Quote the records beneath, complete and exact. Leave out images.

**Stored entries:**
════════
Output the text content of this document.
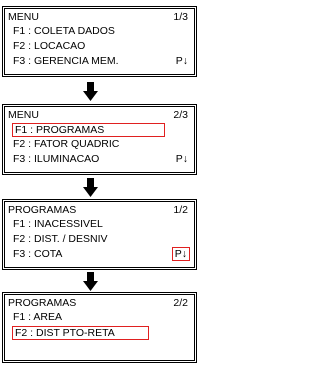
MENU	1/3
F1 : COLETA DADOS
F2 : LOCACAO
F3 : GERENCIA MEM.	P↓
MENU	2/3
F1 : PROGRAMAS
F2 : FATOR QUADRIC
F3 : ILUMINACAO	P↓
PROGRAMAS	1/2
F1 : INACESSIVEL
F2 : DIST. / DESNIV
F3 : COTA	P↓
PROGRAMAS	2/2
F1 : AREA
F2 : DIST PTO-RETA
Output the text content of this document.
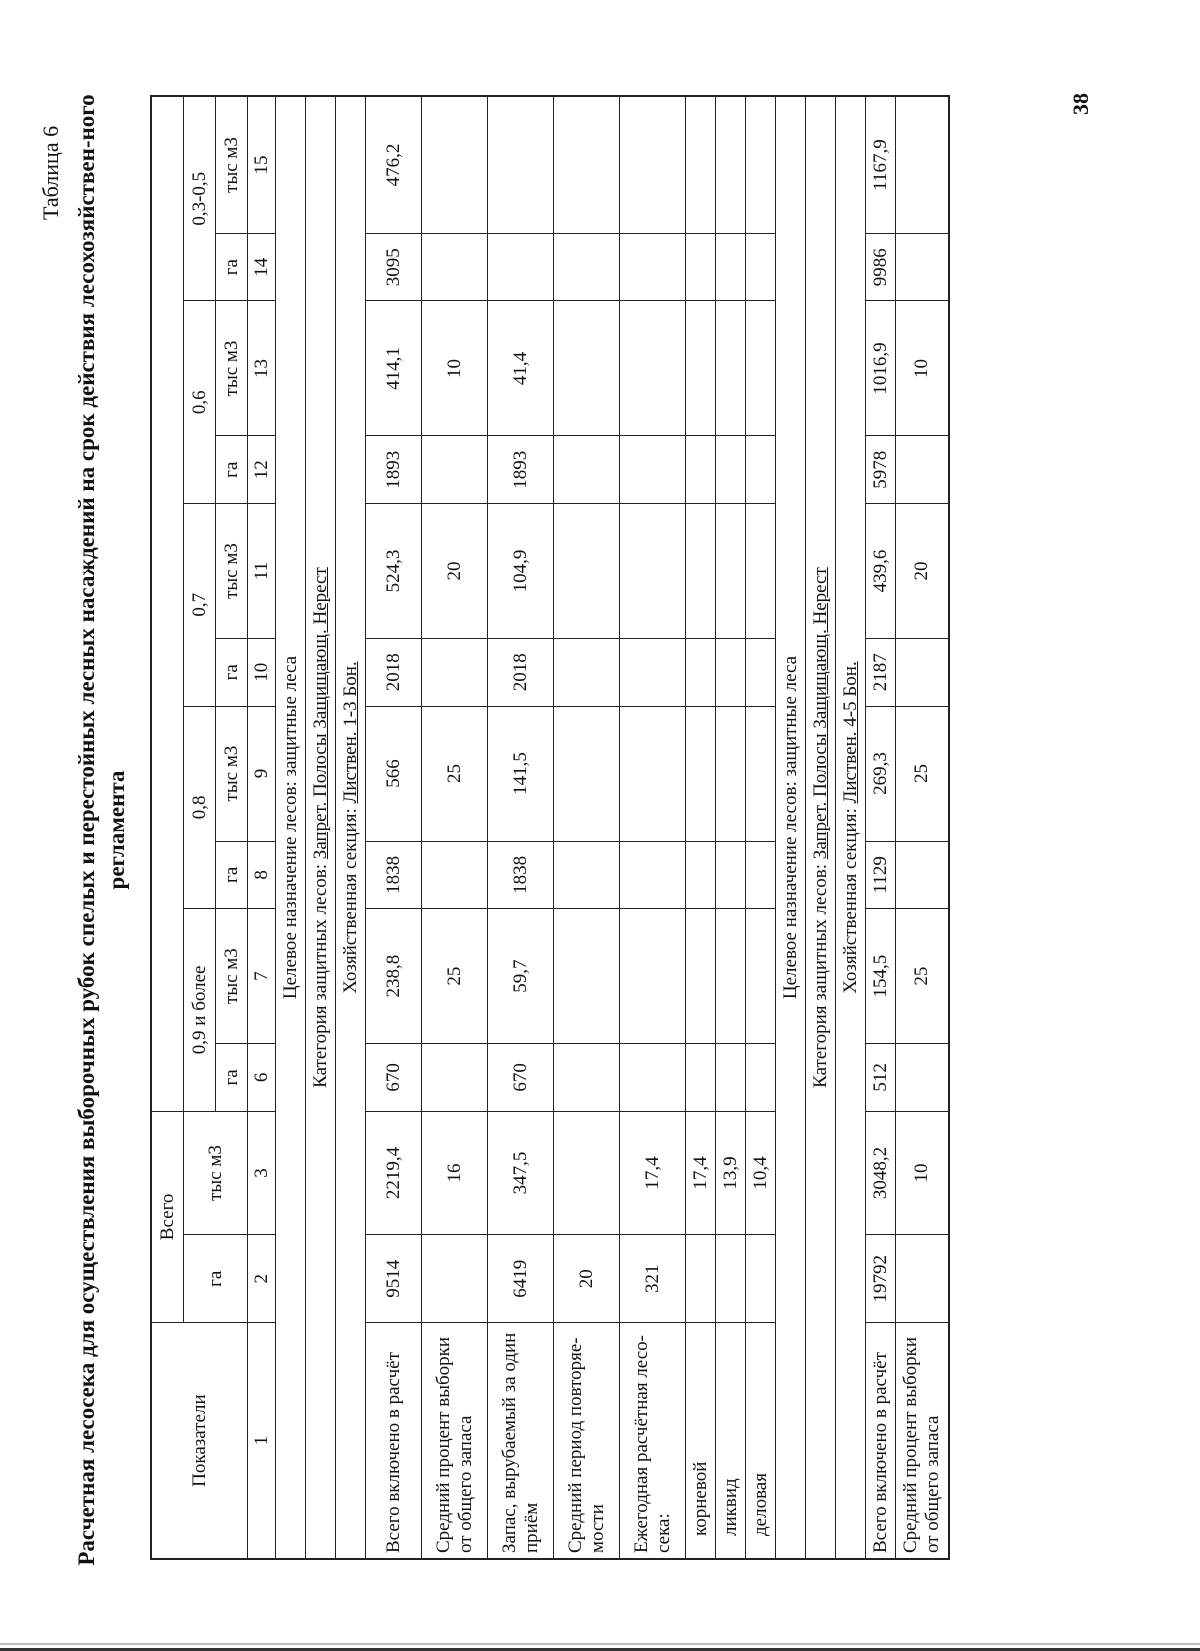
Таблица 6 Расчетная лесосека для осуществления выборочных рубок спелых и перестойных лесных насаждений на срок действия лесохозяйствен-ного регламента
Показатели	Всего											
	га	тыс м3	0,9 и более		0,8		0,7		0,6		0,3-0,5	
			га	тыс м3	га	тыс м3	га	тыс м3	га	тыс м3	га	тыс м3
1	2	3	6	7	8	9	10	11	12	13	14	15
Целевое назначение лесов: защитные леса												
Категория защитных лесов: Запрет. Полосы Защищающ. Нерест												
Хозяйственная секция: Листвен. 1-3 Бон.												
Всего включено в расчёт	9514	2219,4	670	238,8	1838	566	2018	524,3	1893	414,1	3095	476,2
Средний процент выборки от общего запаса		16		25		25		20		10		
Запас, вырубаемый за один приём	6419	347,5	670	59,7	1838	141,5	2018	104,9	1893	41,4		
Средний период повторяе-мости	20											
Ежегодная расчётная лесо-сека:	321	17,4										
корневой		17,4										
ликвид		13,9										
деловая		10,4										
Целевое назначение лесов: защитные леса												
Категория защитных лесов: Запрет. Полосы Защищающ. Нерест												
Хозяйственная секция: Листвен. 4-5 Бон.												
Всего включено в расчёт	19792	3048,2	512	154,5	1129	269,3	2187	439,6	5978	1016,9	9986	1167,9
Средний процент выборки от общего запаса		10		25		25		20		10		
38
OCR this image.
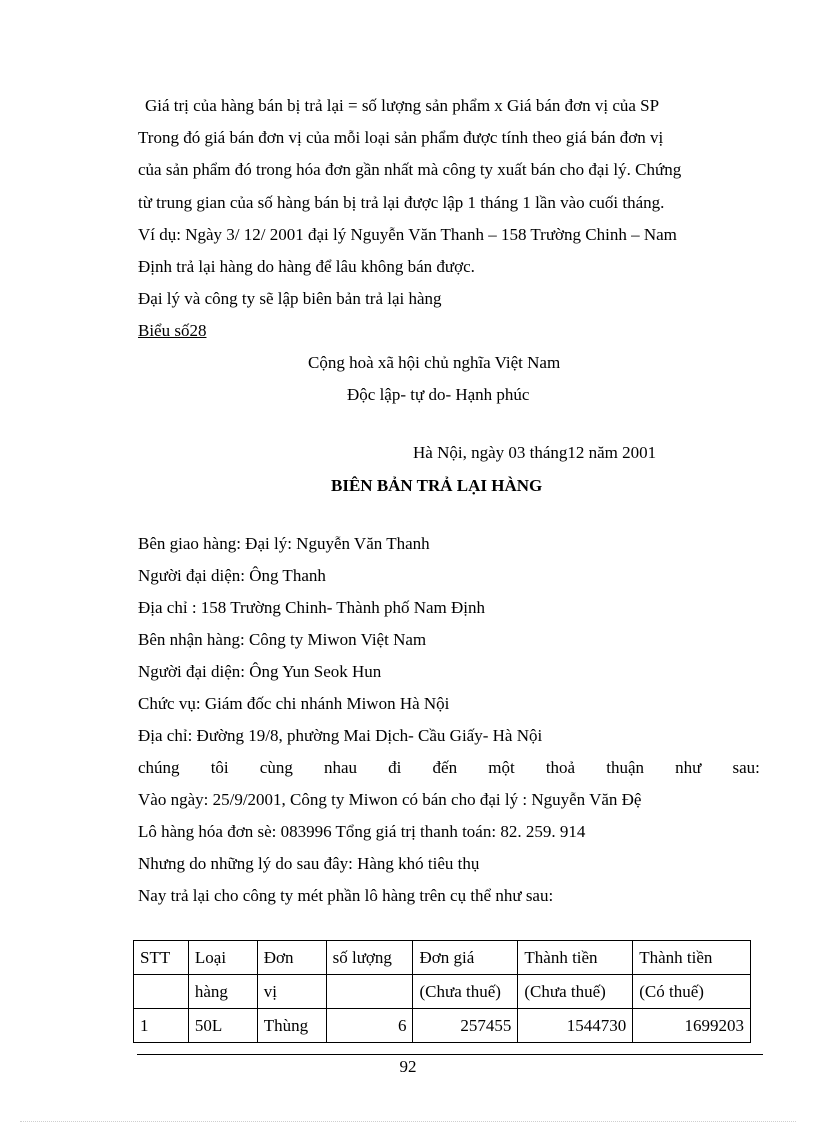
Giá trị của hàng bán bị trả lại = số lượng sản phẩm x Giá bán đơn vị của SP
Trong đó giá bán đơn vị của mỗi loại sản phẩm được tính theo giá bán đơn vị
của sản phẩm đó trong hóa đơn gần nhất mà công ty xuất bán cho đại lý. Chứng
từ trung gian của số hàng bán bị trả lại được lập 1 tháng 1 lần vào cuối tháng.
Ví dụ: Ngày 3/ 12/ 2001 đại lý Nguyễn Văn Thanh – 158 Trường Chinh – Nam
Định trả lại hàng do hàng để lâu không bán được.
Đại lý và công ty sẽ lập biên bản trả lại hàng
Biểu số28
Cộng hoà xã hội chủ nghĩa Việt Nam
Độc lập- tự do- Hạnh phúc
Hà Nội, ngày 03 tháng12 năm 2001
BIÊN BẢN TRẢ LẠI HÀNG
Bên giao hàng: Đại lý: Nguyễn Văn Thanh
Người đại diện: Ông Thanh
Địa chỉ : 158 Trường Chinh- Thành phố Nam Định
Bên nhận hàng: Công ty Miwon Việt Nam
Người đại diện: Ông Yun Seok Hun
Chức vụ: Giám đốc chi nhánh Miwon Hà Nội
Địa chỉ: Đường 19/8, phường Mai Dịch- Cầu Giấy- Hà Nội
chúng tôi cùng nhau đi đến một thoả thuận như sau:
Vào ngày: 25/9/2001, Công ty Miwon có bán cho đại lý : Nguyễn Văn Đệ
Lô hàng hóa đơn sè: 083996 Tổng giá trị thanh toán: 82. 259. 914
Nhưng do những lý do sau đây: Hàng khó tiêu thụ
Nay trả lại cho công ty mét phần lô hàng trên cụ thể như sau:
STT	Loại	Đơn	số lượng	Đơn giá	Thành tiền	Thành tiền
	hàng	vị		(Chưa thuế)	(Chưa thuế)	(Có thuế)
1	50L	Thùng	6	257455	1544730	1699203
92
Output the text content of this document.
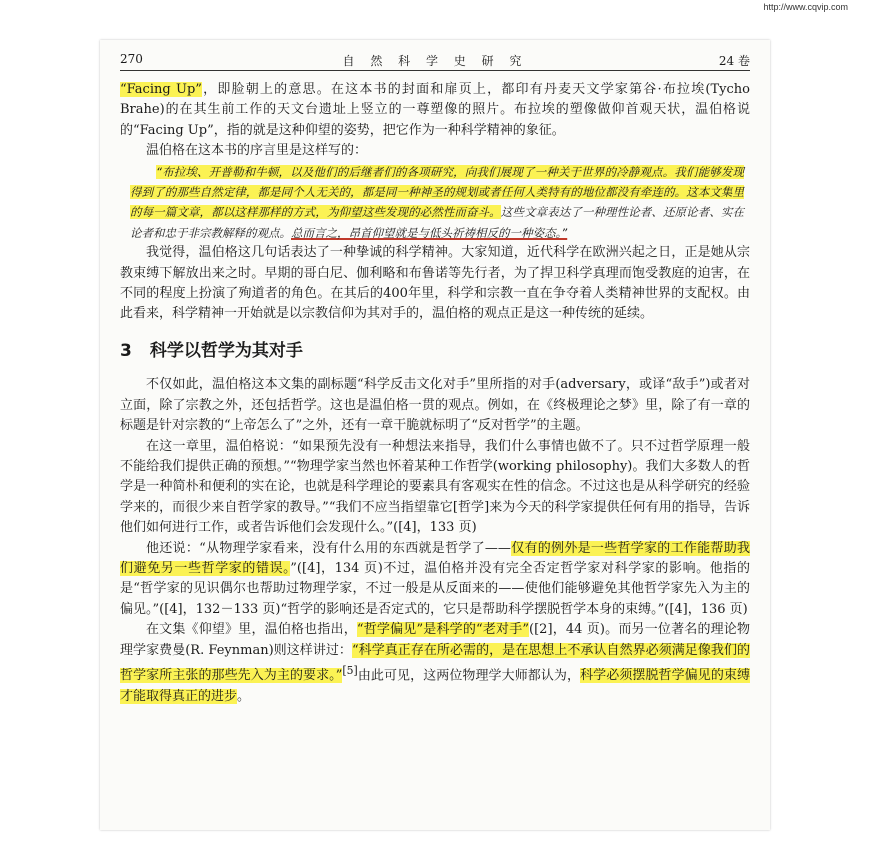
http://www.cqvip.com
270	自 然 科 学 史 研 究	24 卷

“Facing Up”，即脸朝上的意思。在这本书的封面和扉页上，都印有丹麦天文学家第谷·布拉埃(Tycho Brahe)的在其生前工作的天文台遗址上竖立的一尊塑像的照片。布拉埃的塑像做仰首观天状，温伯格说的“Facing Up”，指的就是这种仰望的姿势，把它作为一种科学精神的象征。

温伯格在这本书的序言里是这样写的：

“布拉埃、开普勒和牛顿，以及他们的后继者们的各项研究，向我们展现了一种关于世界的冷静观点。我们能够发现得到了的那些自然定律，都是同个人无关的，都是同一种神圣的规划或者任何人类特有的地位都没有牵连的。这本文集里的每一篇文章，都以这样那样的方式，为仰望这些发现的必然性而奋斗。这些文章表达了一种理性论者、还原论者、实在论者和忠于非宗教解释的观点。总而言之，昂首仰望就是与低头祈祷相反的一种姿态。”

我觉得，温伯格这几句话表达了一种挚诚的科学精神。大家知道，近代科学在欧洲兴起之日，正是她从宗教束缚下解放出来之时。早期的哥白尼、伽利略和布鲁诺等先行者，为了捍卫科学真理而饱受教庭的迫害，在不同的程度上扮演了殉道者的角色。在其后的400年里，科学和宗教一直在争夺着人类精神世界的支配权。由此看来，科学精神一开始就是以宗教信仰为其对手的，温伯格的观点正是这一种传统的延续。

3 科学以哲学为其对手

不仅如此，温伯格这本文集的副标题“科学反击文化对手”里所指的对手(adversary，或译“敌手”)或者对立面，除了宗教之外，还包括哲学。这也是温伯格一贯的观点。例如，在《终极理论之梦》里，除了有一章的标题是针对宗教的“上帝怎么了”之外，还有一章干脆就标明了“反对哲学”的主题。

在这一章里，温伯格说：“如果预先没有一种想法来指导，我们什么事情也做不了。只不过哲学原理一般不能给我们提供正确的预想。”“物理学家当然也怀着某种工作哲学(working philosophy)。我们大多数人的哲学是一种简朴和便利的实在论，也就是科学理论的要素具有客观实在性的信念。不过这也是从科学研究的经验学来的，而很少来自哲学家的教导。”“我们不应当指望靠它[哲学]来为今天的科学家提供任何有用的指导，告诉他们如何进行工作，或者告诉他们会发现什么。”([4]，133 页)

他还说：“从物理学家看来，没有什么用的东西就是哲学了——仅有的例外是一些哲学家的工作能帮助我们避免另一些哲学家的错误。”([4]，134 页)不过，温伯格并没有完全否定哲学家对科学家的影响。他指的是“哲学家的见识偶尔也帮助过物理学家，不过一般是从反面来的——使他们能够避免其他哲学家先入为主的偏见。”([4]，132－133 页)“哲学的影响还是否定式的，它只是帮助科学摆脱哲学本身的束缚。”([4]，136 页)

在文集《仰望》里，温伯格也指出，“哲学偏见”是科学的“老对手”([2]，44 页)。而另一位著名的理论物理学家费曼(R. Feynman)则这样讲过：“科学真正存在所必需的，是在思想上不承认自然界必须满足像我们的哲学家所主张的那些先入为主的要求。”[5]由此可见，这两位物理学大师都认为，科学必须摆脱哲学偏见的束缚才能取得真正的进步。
════════
**Correct output:**
Output the text content of this document.
MENU	1/3
F1 : COLETA DADOS
F2 : LOCACAO
F3 : GERENCIA MEM.	P↓
MENU	2/3
F1 : PROGRAMAS
F2 : FATOR QUADRIC
F3 : ILUMINACAO	P↓
PROGRAMAS	1/2
F1 : INACESSIVEL
F2 : DIST. / DESNIV
F3 : COTA	P↓
PROGRAMAS	2/2
F1 : AREA
F2 : DIST PTO-RETA
Output the text content of this document.
Таблица 6 Расчетная лесосека для осуществления выборочных рубок спелых и перестойных лесных насаждений на срок действия лесохозяйствен-ного регламента
Показатели	Всего											
	га	тыс м3	0,9 и более		0,8		0,7		0,6		0,3-0,5	
			га	тыс м3	га	тыс м3	га	тыс м3	га	тыс м3	га	тыс м3
1	2	3	6	7	8	9	10	11	12	13	14	15
Целевое назначение лесов: защитные леса												
Категория защитных лесов: Запрет. Полосы Защищающ. Нерест												
Хозяйственная секция: Листвен. 1-3 Бон.												
Всего включено в расчёт	9514	2219,4	670	238,8	1838	566	2018	524,3	1893	414,1	3095	476,2
Средний процент выборки от общего запаса		16		25		25		20		10		
Запас, вырубаемый за один приём	6419	347,5	670	59,7	1838	141,5	2018	104,9	1893	41,4		
Средний период повторяе-мости	20											
Ежегодная расчётная лесо-сека:	321	17,4										
корневой		17,4										
ликвид		13,9										
деловая		10,4										
Целевое назначение лесов: защитные леса												
Категория защитных лесов: Запрет. Полосы Защищающ. Нерест												
Хозяйственная секция: Листвен. 4-5 Бон.												
Всего включено в расчёт	19792	3048,2	512	154,5	1129	269,3	2187	439,6	5978	1016,9	9986	1167,9
Средний процент выборки от общего запаса		10		25		25		20		10		
38
OCR this image.
Giá trị của hàng bán bị trả lại = số lượng sản phẩm x Giá bán đơn vị của SP
Trong đó giá bán đơn vị của mỗi loại sản phẩm được tính theo giá bán đơn vị
của sản phẩm đó trong hóa đơn gần nhất mà công ty xuất bán cho đại lý. Chứng
từ trung gian của số hàng bán bị trả lại được lập 1 tháng 1 lần vào cuối tháng.
Ví dụ: Ngày 3/ 12/ 2001 đại lý Nguyễn Văn Thanh – 158 Trường Chinh – Nam
Định trả lại hàng do hàng để lâu không bán được.
Đại lý và công ty sẽ lập biên bản trả lại hàng
Biểu số28
Cộng hoà xã hội chủ nghĩa Việt Nam
Độc lập- tự do- Hạnh phúc
Hà Nội, ngày 03 tháng12 năm 2001
BIÊN BẢN TRẢ LẠI HÀNG
Bên giao hàng: Đại lý: Nguyễn Văn Thanh
Người đại diện: Ông Thanh
Địa chỉ : 158 Trường Chinh- Thành phố Nam Định
Bên nhận hàng: Công ty Miwon Việt Nam
Người đại diện: Ông Yun Seok Hun
Chức vụ: Giám đốc chi nhánh Miwon Hà Nội
Địa chỉ: Đường 19/8, phường Mai Dịch- Cầu Giấy- Hà Nội
chúng tôi cùng nhau đi đến một thoả thuận như sau:
Vào ngày: 25/9/2001, Công ty Miwon có bán cho đại lý : Nguyễn Văn Đệ
Lô hàng hóa đơn sè: 083996 Tổng giá trị thanh toán: 82. 259. 914
Nhưng do những lý do sau đây: Hàng khó tiêu thụ
Nay trả lại cho công ty mét phần lô hàng trên cụ thể như sau:
STT	Loại	Đơn	số lượng	Đơn giá	Thành tiền	Thành tiền
	hàng	vị		(Chưa thuế)	(Chưa thuế)	(Có thuế)
1	50L	Thùng	6	257455	1544730	1699203
92
Output the text content of this document.
http://www.cqvip.com
270	自 然 科 学 史 研 究	24 卷

“Facing Up”，即脸朝上的意思。在这本书的封面和扉页上，都印有丹麦天文学家第谷·布拉埃(Tycho Brahe)的在其生前工作的天文台遗址上竖立的一尊塑像的照片。布拉埃的塑像做仰首观天状，温伯格说的“Facing Up”，指的就是这种仰望的姿势，把它作为一种科学精神的象征。

温伯格在这本书的序言里是这样写的：

“布拉埃、开普勒和牛顿，以及他们的后继者们的各项研究，向我们展现了一种关于世界的冷静观点。我们能够发现得到了的那些自然定律，都是同个人无关的，都是同一种神圣的规划或者任何人类特有的地位都没有牵连的。这本文集里的每一篇文章，都以这样那样的方式，为仰望这些发现的必然性而奋斗。这些文章表达了一种理性论者、还原论者、实在论者和忠于非宗教解释的观点。总而言之，昂首仰望就是与低头祈祷相反的一种姿态。”

我觉得，温伯格这几句话表达了一种挚诚的科学精神。大家知道，近代科学在欧洲兴起之日，正是她从宗教束缚下解放出来之时。早期的哥白尼、伽利略和布鲁诺等先行者，为了捍卫科学真理而饱受教庭的迫害，在不同的程度上扮演了殉道者的角色。在其后的400年里，科学和宗教一直在争夺着人类精神世界的支配权。由此看来，科学精神一开始就是以宗教信仰为其对手的，温伯格的观点正是这一种传统的延续。

3 科学以哲学为其对手

不仅如此，温伯格这本文集的副标题“科学反击文化对手”里所指的对手(adversary，或译“敌手”)或者对立面，除了宗教之外，还包括哲学。这也是温伯格一贯的观点。例如，在《终极理论之梦》里，除了有一章的标题是针对宗教的“上帝怎么了”之外，还有一章干脆就标明了“反对哲学”的主题。

在这一章里，温伯格说：“如果预先没有一种想法来指导，我们什么事情也做不了。只不过哲学原理一般不能给我们提供正确的预想。”“物理学家当然也怀着某种工作哲学(working philosophy)。我们大多数人的哲学是一种简朴和便利的实在论，也就是科学理论的要素具有客观实在性的信念。不过这也是从科学研究的经验学来的，而很少来自哲学家的教导。”“我们不应当指望靠它[哲学]来为今天的科学家提供任何有用的指导，告诉他们如何进行工作，或者告诉他们会发现什么。”([4]，133 页)

他还说：“从物理学家看来，没有什么用的东西就是哲学了——仅有的例外是一些哲学家的工作能帮助我们避免另一些哲学家的错误。”([4]，134 页)不过，温伯格并没有完全否定哲学家对科学家的影响。他指的是“哲学家的见识偶尔也帮助过物理学家，不过一般是从反面来的——使他们能够避免其他哲学家先入为主的偏见。”([4]，132－133 页)“哲学的影响还是否定式的，它只是帮助科学摆脱哲学本身的束缚。”([4]，136 页)

在文集《仰望》里，温伯格也指出，“哲学偏见”是科学的“老对手”([2]，44 页)。而另一位著名的理论物理学家费曼(R. Feynman)则这样讲过：“科学真正存在所必需的，是在思想上不承认自然界必须满足像我们的哲学家所主张的那些先入为主的要求。”[5]由此可见，这两位物理学大师都认为，科学必须摆脱哲学偏见的束缚才能取得真正的进步。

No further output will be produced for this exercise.